------ Records for the exercise

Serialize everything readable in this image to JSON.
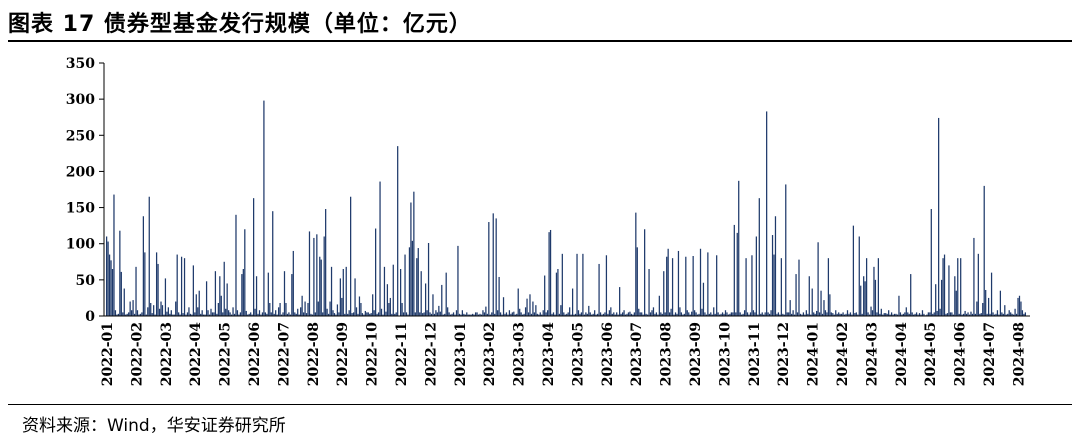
{
  "figure": {
    "title": "图表 17 债券型基金发行规模（单位：亿元）",
    "source": "资料来源：Wind，华安证券研究所"
  },
  "colors": {
    "bar": "#1f3a6b",
    "axis": "#000000"
  },
  "chart_data": {
    "type": "bar",
    "title": "",
    "xlabel": "",
    "ylabel": "",
    "ylim": [
      0,
      350
    ],
    "yticks": [
      0,
      50,
      100,
      150,
      200,
      250,
      300,
      350
    ],
    "grid": false,
    "legend": "none",
    "xticks": [
      "2022-01",
      "2022-02",
      "2022-03",
      "2022-04",
      "2022-05",
      "2022-06",
      "2022-07",
      "2022-08",
      "2022-09",
      "2022-10",
      "2022-11",
      "2022-12",
      "2023-01",
      "2023-02",
      "2023-03",
      "2023-04",
      "2023-05",
      "2023-06",
      "2023-07",
      "2023-08",
      "2023-09",
      "2023-10",
      "2023-11",
      "2023-12",
      "2024-01",
      "2024-02",
      "2024-03",
      "2024-04",
      "2024-05",
      "2024-06",
      "2024-07",
      "2024-08"
    ],
    "monthly_values": [
      [
        110,
        103,
        85,
        77,
        65,
        168,
        8,
        2,
        3,
        118,
        61,
        5,
        38,
        2,
        3,
        5,
        20,
        8,
        22,
        3
      ],
      [
        68,
        8,
        2,
        3,
        5,
        138,
        88,
        2,
        12,
        165,
        18,
        4,
        15,
        2,
        88,
        72,
        10,
        20,
        15,
        2
      ],
      [
        52,
        6,
        12,
        3,
        8,
        2,
        2,
        20,
        85,
        5,
        2,
        82,
        4,
        80,
        2,
        5,
        12,
        3,
        2,
        70
      ],
      [
        5,
        30,
        12,
        35,
        3,
        8,
        2,
        2,
        48,
        8,
        2,
        10,
        5,
        5,
        62,
        3,
        18,
        55,
        28,
        5
      ],
      [
        75,
        10,
        45,
        8,
        5,
        2,
        12,
        3,
        140,
        8,
        2,
        5,
        58,
        65,
        120,
        7,
        2,
        3,
        5,
        2
      ],
      [
        163,
        10,
        55,
        3,
        8,
        2,
        5,
        298,
        5,
        3,
        60,
        18,
        5,
        145,
        3,
        8,
        2,
        12,
        18,
        2
      ],
      [
        5,
        62,
        18,
        3,
        5,
        2,
        58,
        90,
        5,
        3,
        10,
        2,
        12,
        28,
        5,
        20,
        4,
        18,
        117,
        3
      ],
      [
        2,
        108,
        5,
        113,
        20,
        82,
        78,
        5,
        110,
        148,
        10,
        3,
        20,
        68,
        8,
        4,
        2,
        16,
        5,
        52
      ],
      [
        25,
        65,
        3,
        68,
        3,
        8,
        165,
        4,
        5,
        52,
        12,
        3,
        27,
        18,
        4,
        2,
        7,
        5,
        5,
        3
      ],
      [
        4,
        30,
        8,
        121,
        3,
        5,
        186,
        10,
        2,
        68,
        6,
        44,
        18,
        25,
        3,
        71,
        3,
        5,
        235
      ],
      [
        65,
        18,
        5,
        85,
        5,
        2,
        95,
        157,
        104,
        172,
        5,
        80,
        94,
        5,
        62,
        4,
        5,
        45,
        8,
        101
      ],
      [
        5,
        3,
        30,
        3,
        8,
        5,
        14,
        6,
        43,
        2,
        3,
        60,
        12,
        5,
        2,
        3,
        5,
        2,
        8,
        97
      ],
      [
        3,
        2,
        8,
        3,
        2,
        5,
        2,
        2,
        2,
        3,
        2,
        5,
        5,
        2,
        3,
        2,
        8,
        5,
        13,
        3
      ],
      [
        130,
        2,
        5,
        142,
        3,
        135,
        8,
        54,
        5,
        2,
        26,
        3,
        5,
        2,
        8,
        3,
        5,
        6,
        2,
        3
      ],
      [
        38,
        10,
        5,
        2,
        3,
        12,
        24,
        5,
        30,
        3,
        20,
        5,
        15,
        3,
        2,
        5,
        2,
        8,
        56,
        5
      ],
      [
        8,
        116,
        119,
        3,
        5,
        2,
        60,
        65,
        3,
        15,
        86,
        5,
        2,
        3,
        5,
        12,
        2,
        38,
        2,
        3
      ],
      [
        86,
        8,
        3,
        5,
        86,
        2,
        5,
        3,
        14,
        5,
        2,
        3,
        8,
        2,
        3,
        72,
        5,
        2,
        3,
        5
      ],
      [
        84,
        3,
        8,
        12,
        3,
        5,
        2,
        5,
        2,
        40,
        3,
        5,
        8,
        2,
        3,
        5,
        6,
        3,
        2,
        5
      ],
      [
        143,
        95,
        10,
        5,
        5,
        2,
        120,
        3,
        2,
        65,
        5,
        8,
        12,
        3,
        5,
        2,
        28,
        5,
        3,
        62
      ],
      [
        5,
        82,
        93,
        5,
        10,
        80,
        2,
        5,
        3,
        90,
        12,
        5,
        2,
        3,
        82,
        8,
        5,
        2,
        6,
        83
      ],
      [
        8,
        5,
        2,
        3,
        93,
        10,
        46,
        5,
        2,
        88,
        3,
        5,
        2,
        12,
        3,
        84,
        5,
        2,
        3,
        5
      ],
      [
        3,
        8,
        5,
        2,
        3,
        5,
        5,
        126,
        5,
        115,
        187,
        5,
        2,
        3,
        8,
        80,
        5,
        2,
        5,
        84
      ],
      [
        8,
        5,
        110,
        2,
        163,
        3,
        5,
        2,
        5,
        283,
        5,
        3,
        8,
        112,
        85,
        138,
        3,
        5,
        2,
        80
      ],
      [
        3,
        2,
        182,
        5,
        5,
        22,
        3,
        8,
        2,
        58,
        5,
        78,
        3,
        2,
        5,
        2,
        8,
        3,
        55,
        2
      ],
      [
        38,
        5,
        3,
        7,
        102,
        5,
        35,
        3,
        22,
        8,
        5,
        80,
        30,
        5,
        4,
        2,
        8,
        3,
        5,
        3
      ],
      [
        3,
        5,
        2,
        3,
        8,
        3,
        5,
        2,
        125,
        4,
        5,
        2,
        110,
        42,
        3,
        55,
        48,
        80,
        5,
        2
      ],
      [
        13,
        8,
        68,
        50,
        5,
        80,
        3,
        10,
        2,
        4,
        4,
        3,
        8,
        2,
        5,
        2,
        3,
        3,
        2,
        28
      ],
      [
        5,
        2,
        3,
        5,
        12,
        5,
        3,
        58,
        5,
        2,
        3,
        5,
        2,
        4,
        2,
        8,
        3,
        1,
        2,
        5
      ],
      [
        5,
        148,
        3,
        5,
        44,
        7,
        274,
        10,
        50,
        80,
        85,
        3,
        4,
        70,
        5,
        5,
        2,
        55,
        35,
        80
      ],
      [
        3,
        80,
        2,
        3,
        7,
        3,
        5,
        2,
        6,
        3,
        108,
        3,
        20,
        86,
        3,
        4,
        18,
        180,
        36,
        3
      ],
      [
        25,
        3,
        60,
        5,
        2,
        3,
        8,
        2,
        35,
        5,
        3,
        15,
        2,
        3,
        8,
        5,
        3,
        2,
        10,
        3
      ],
      [
        25,
        28,
        20,
        8,
        3,
        5
      ]
    ]
  }
}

------------

Repeat each entry exactly as it appears; skip any picture.

» **Task solution**
Serialize everything readable in this image to JSON.
{
  "figure": {
    "title": "图表 17 债券型基金发行规模（单位：亿元）",
    "source": "资料来源：Wind，华安证券研究所"
  },
  "colors": {
    "bar": "#1f3a6b",
    "axis": "#000000"
  },
  "chart_data": {
    "type": "bar",
    "title": "",
    "xlabel": "",
    "ylabel": "",
    "ylim": [
      0,
      350
    ],
    "yticks": [
      0,
      50,
      100,
      150,
      200,
      250,
      300,
      350
    ],
    "grid": false,
    "legend": "none",
    "xticks": [
      "2022-01",
      "2022-02",
      "2022-03",
      "2022-04",
      "2022-05",
      "2022-06",
      "2022-07",
      "2022-08",
      "2022-09",
      "2022-10",
      "2022-11",
      "2022-12",
      "2023-01",
      "2023-02",
      "2023-03",
      "2023-04",
      "2023-05",
      "2023-06",
      "2023-07",
      "2023-08",
      "2023-09",
      "2023-10",
      "2023-11",
      "2023-12",
      "2024-01",
      "2024-02",
      "2024-03",
      "2024-04",
      "2024-05",
      "2024-06",
      "2024-07",
      "2024-08"
    ],
    "monthly_values": [
      [
        110,
        103,
        85,
        77,
        65,
        168,
        8,
        2,
        3,
        118,
        61,
        5,
        38,
        2,
        3,
        5,
        20,
        8,
        22,
        3
      ],
      [
        68,
        8,
        2,
        3,
        5,
        138,
        88,
        2,
        12,
        165,
        18,
        4,
        15,
        2,
        88,
        72,
        10,
        20,
        15,
        2
      ],
      [
        52,
        6,
        12,
        3,
        8,
        2,
        2,
        20,
        85,
        5,
        2,
        82,
        4,
        80,
        2,
        5,
        12,
        3,
        2,
        70
      ],
      [
        5,
        30,
        12,
        35,
        3,
        8,
        2,
        2,
        48,
        8,
        2,
        10,
        5,
        5,
        62,
        3,
        18,
        55,
        28,
        5
      ],
      [
        75,
        10,
        45,
        8,
        5,
        2,
        12,
        3,
        140,
        8,
        2,
        5,
        58,
        65,
        120,
        7,
        2,
        3,
        5,
        2
      ],
      [
        163,
        10,
        55,
        3,
        8,
        2,
        5,
        298,
        5,
        3,
        60,
        18,
        5,
        145,
        3,
        8,
        2,
        12,
        18,
        2
      ],
      [
        5,
        62,
        18,
        3,
        5,
        2,
        58,
        90,
        5,
        3,
        10,
        2,
        12,
        28,
        5,
        20,
        4,
        18,
        117,
        3
      ],
      [
        2,
        108,
        5,
        113,
        20,
        82,
        78,
        5,
        110,
        148,
        10,
        3,
        20,
        68,
        8,
        4,
        2,
        16,
        5,
        52
      ],
      [
        25,
        65,
        3,
        68,
        3,
        8,
        165,
        4,
        5,
        52,
        12,
        3,
        27,
        18,
        4,
        2,
        7,
        5,
        5,
        3
      ],
      [
        4,
        30,
        8,
        121,
        3,
        5,
        186,
        10,
        2,
        68,
        6,
        44,
        18,
        25,
        3,
        71,
        3,
        5,
        235
      ],
      [
        65,
        18,
        5,
        85,
        5,
        2,
        95,
        157,
        104,
        172,
        5,
        80,
        94,
        5,
        62,
        4,
        5,
        45,
        8,
        101
      ],
      [
        5,
        3,
        30,
        3,
        8,
        5,
        14,
        6,
        43,
        2,
        3,
        60,
        12,
        5,
        2,
        3,
        5,
        2,
        8,
        97
      ],
      [
        3,
        2,
        8,
        3,
        2,
        5,
        2,
        2,
        2,
        3,
        2,
        5,
        5,
        2,
        3,
        2,
        8,
        5,
        13,
        3
      ],
      [
        130,
        2,
        5,
        142,
        3,
        135,
        8,
        54,
        5,
        2,
        26,
        3,
        5,
        2,
        8,
        3,
        5,
        6,
        2,
        3
      ],
      [
        38,
        10,
        5,
        2,
        3,
        12,
        24,
        5,
        30,
        3,
        20,
        5,
        15,
        3,
        2,
        5,
        2,
        8,
        56,
        5
      ],
      [
        8,
        116,
        119,
        3,
        5,
        2,
        60,
        65,
        3,
        15,
        86,
        5,
        2,
        3,
        5,
        12,
        2,
        38,
        2,
        3
      ],
      [
        86,
        8,
        3,
        5,
        86,
        2,
        5,
        3,
        14,
        5,
        2,
        3,
        8,
        2,
        3,
        72,
        5,
        2,
        3,
        5
      ],
      [
        84,
        3,
        8,
        12,
        3,
        5,
        2,
        5,
        2,
        40,
        3,
        5,
        8,
        2,
        3,
        5,
        6,
        3,
        2,
        5
      ],
      [
        143,
        95,
        10,
        5,
        5,
        2,
        120,
        3,
        2,
        65,
        5,
        8,
        12,
        3,
        5,
        2,
        28,
        5,
        3,
        62
      ],
      [
        5,
        82,
        93,
        5,
        10,
        80,
        2,
        5,
        3,
        90,
        12,
        5,
        2,
        3,
        82,
        8,
        5,
        2,
        6,
        83
      ],
      [
        8,
        5,
        2,
        3,
        93,
        10,
        46,
        5,
        2,
        88,
        3,
        5,
        2,
        12,
        3,
        84,
        5,
        2,
        3,
        5
      ],
      [
        3,
        8,
        5,
        2,
        3,
        5,
        5,
        126,
        5,
        115,
        187,
        5,
        2,
        3,
        8,
        80,
        5,
        2,
        5,
        84
      ],
      [
        8,
        5,
        110,
        2,
        163,
        3,
        5,
        2,
        5,
        283,
        5,
        3,
        8,
        112,
        85,
        138,
        3,
        5,
        2,
        80
      ],
      [
        3,
        2,
        182,
        5,
        5,
        22,
        3,
        8,
        2,
        58,
        5,
        78,
        3,
        2,
        5,
        2,
        8,
        3,
        55,
        2
      ],
      [
        38,
        5,
        3,
        7,
        102,
        5,
        35,
        3,
        22,
        8,
        5,
        80,
        30,
        5,
        4,
        2,
        8,
        3,
        5,
        3
      ],
      [
        3,
        5,
        2,
        3,
        8,
        3,
        5,
        2,
        125,
        4,
        5,
        2,
        110,
        42,
        3,
        55,
        48,
        80,
        5,
        2
      ],
      [
        13,
        8,
        68,
        50,
        5,
        80,
        3,
        10,
        2,
        4,
        4,
        3,
        8,
        2,
        5,
        2,
        3,
        3,
        2,
        28
      ],
      [
        5,
        2,
        3,
        5,
        12,
        5,
        3,
        58,
        5,
        2,
        3,
        5,
        2,
        4,
        2,
        8,
        3,
        1,
        2,
        5
      ],
      [
        5,
        148,
        3,
        5,
        44,
        7,
        274,
        10,
        50,
        80,
        85,
        3,
        4,
        70,
        5,
        5,
        2,
        55,
        35,
        80
      ],
      [
        3,
        80,
        2,
        3,
        7,
        3,
        5,
        2,
        6,
        3,
        108,
        3,
        20,
        86,
        3,
        4,
        18,
        180,
        36,
        3
      ],
      [
        25,
        3,
        60,
        5,
        2,
        3,
        8,
        2,
        35,
        5,
        3,
        15,
        2,
        3,
        8,
        5,
        3,
        2,
        10,
        3
      ],
      [
        25,
        28,
        20,
        8,
        3,
        5
      ]
    ]
  }
}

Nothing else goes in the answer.